Given records ->
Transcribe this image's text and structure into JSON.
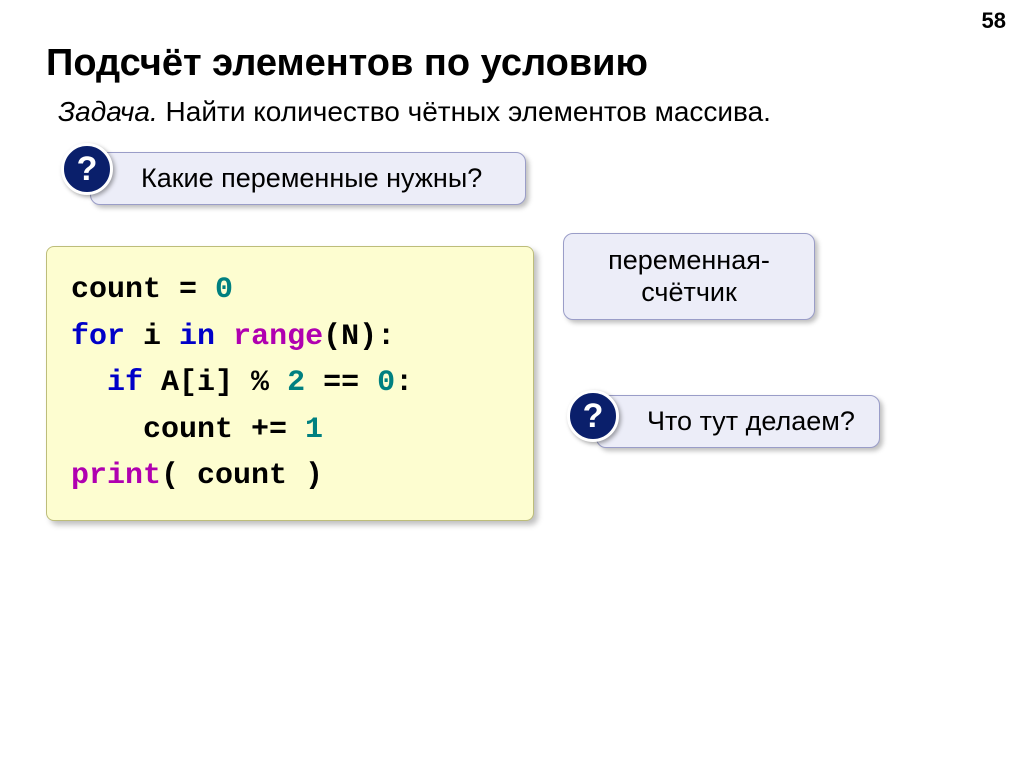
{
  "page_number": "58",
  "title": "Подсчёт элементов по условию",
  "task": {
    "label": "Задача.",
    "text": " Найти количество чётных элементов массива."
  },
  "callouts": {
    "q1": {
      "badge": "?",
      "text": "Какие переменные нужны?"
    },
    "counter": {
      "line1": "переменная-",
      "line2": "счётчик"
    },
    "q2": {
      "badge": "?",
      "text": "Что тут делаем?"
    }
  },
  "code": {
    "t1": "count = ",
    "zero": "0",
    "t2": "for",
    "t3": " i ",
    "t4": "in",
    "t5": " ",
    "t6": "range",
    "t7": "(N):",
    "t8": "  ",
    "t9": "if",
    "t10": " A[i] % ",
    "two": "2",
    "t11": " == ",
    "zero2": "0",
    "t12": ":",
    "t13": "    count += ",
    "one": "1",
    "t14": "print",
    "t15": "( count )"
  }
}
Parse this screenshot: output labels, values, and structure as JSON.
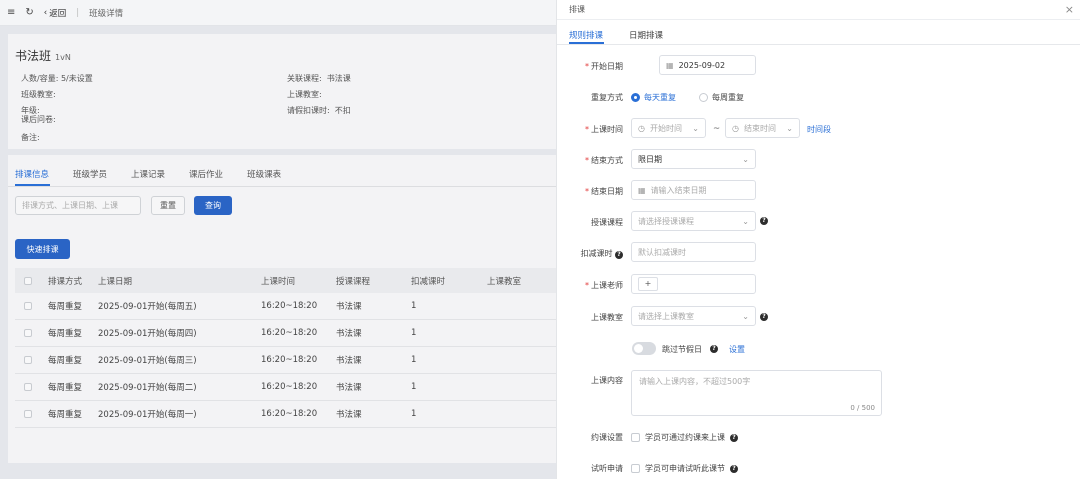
--
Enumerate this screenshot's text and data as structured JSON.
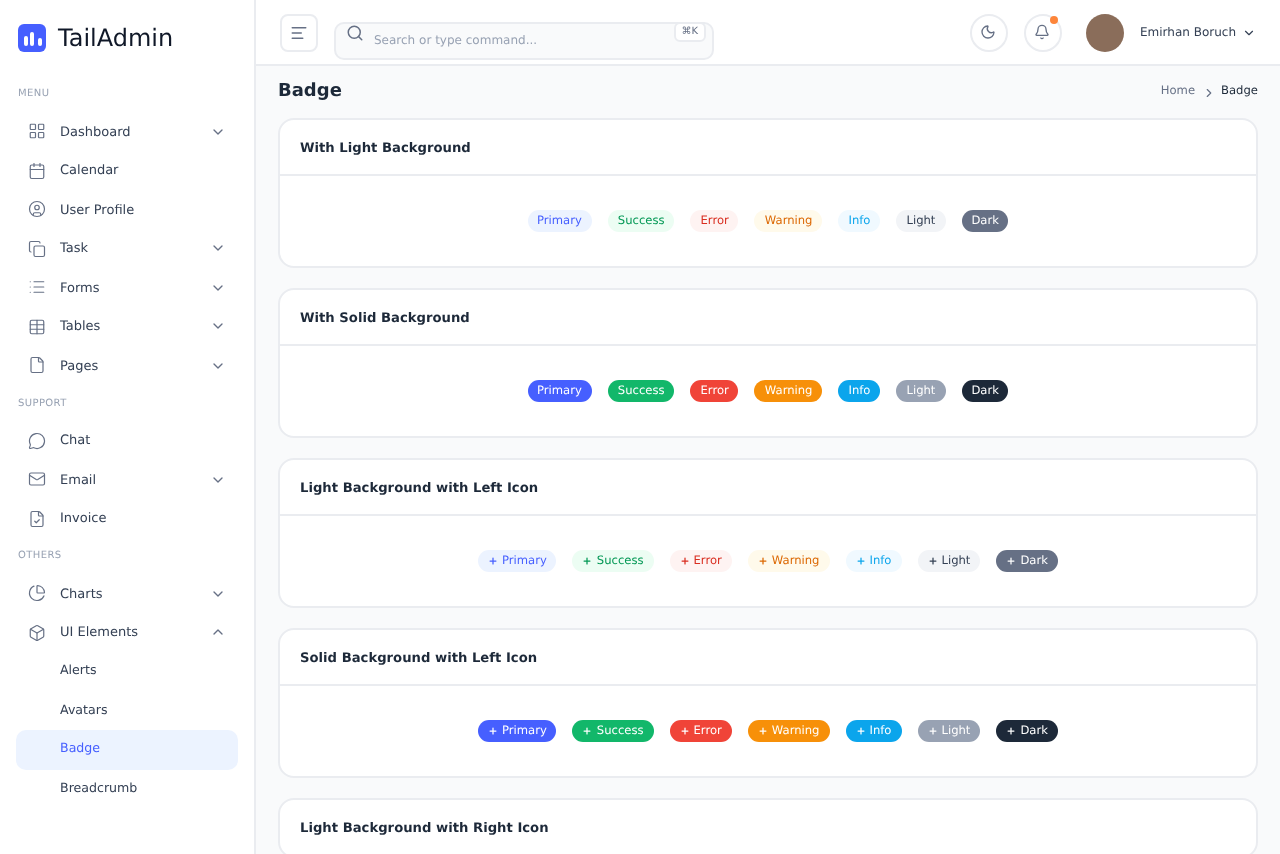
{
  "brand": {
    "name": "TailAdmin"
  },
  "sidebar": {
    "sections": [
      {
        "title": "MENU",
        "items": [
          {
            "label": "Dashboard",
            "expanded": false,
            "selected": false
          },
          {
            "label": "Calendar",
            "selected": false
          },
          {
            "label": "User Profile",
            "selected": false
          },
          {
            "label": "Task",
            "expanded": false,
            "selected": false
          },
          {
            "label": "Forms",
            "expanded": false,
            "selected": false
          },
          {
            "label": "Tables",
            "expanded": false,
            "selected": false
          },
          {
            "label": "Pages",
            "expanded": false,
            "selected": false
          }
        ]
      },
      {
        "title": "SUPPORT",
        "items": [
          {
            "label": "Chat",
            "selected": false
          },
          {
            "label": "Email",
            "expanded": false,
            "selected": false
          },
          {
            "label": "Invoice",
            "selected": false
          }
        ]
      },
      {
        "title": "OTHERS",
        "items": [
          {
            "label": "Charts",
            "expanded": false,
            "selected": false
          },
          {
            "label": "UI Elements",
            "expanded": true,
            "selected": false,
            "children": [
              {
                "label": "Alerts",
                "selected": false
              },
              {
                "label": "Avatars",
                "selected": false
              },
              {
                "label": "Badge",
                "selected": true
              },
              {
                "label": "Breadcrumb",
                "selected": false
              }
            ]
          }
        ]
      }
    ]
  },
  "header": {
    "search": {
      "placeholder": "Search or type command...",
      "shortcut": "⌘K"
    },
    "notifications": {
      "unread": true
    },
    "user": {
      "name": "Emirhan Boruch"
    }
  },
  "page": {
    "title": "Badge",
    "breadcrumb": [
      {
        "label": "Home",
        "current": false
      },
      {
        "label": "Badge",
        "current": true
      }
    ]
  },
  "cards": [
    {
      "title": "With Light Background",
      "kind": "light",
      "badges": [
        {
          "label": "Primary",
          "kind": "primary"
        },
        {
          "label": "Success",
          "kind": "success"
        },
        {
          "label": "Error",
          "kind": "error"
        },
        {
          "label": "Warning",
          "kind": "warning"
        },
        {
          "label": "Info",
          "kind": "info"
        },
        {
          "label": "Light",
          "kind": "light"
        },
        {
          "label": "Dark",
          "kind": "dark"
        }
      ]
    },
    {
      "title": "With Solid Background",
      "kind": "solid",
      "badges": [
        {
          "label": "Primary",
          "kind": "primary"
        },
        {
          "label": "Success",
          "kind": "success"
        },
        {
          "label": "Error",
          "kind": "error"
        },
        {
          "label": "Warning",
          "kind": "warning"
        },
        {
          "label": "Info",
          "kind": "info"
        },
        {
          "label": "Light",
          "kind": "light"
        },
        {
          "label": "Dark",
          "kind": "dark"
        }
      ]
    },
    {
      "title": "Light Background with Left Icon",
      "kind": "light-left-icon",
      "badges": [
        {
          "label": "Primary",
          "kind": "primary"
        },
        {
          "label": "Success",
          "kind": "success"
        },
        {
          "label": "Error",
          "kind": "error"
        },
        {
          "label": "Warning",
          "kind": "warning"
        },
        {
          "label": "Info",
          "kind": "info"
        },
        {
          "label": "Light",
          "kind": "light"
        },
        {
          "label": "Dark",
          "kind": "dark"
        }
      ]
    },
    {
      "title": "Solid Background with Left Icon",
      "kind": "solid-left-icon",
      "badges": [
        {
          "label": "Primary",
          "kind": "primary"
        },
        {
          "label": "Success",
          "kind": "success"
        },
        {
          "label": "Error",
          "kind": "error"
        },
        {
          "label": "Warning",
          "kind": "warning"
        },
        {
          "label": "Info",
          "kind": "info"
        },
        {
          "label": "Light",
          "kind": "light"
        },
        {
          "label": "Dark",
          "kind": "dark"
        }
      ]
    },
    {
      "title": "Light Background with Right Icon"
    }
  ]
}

Problem description -> Set down nothing but the lines from the one holding "Transcribe this image's" through the one holding "Parse this screenshot: output", both included, exactly as they appear; any picture is left out.

Solution to the exercise ->
Transcribe this image's text and structure into JSON.
{
  "page_number": "58",
  "title": "Подсчёт элементов по условию",
  "task": {
    "label": "Задача.",
    "text": " Найти количество чётных элементов массива."
  },
  "callouts": {
    "q1": {
      "badge": "?",
      "text": "Какие переменные нужны?"
    },
    "counter": {
      "line1": "переменная-",
      "line2": "счётчик"
    },
    "q2": {
      "badge": "?",
      "text": "Что тут делаем?"
    }
  },
  "code": {
    "t1": "count = ",
    "zero": "0",
    "t2": "for",
    "t3": " i ",
    "t4": "in",
    "t5": " ",
    "t6": "range",
    "t7": "(N):",
    "t8": "  ",
    "t9": "if",
    "t10": " A[i] % ",
    "two": "2",
    "t11": " == ",
    "zero2": "0",
    "t12": ":",
    "t13": "    count += ",
    "one": "1",
    "t14": "print",
    "t15": "( count )"
  }
}
Parse this screenshot: output labels, values, and structure as JSON.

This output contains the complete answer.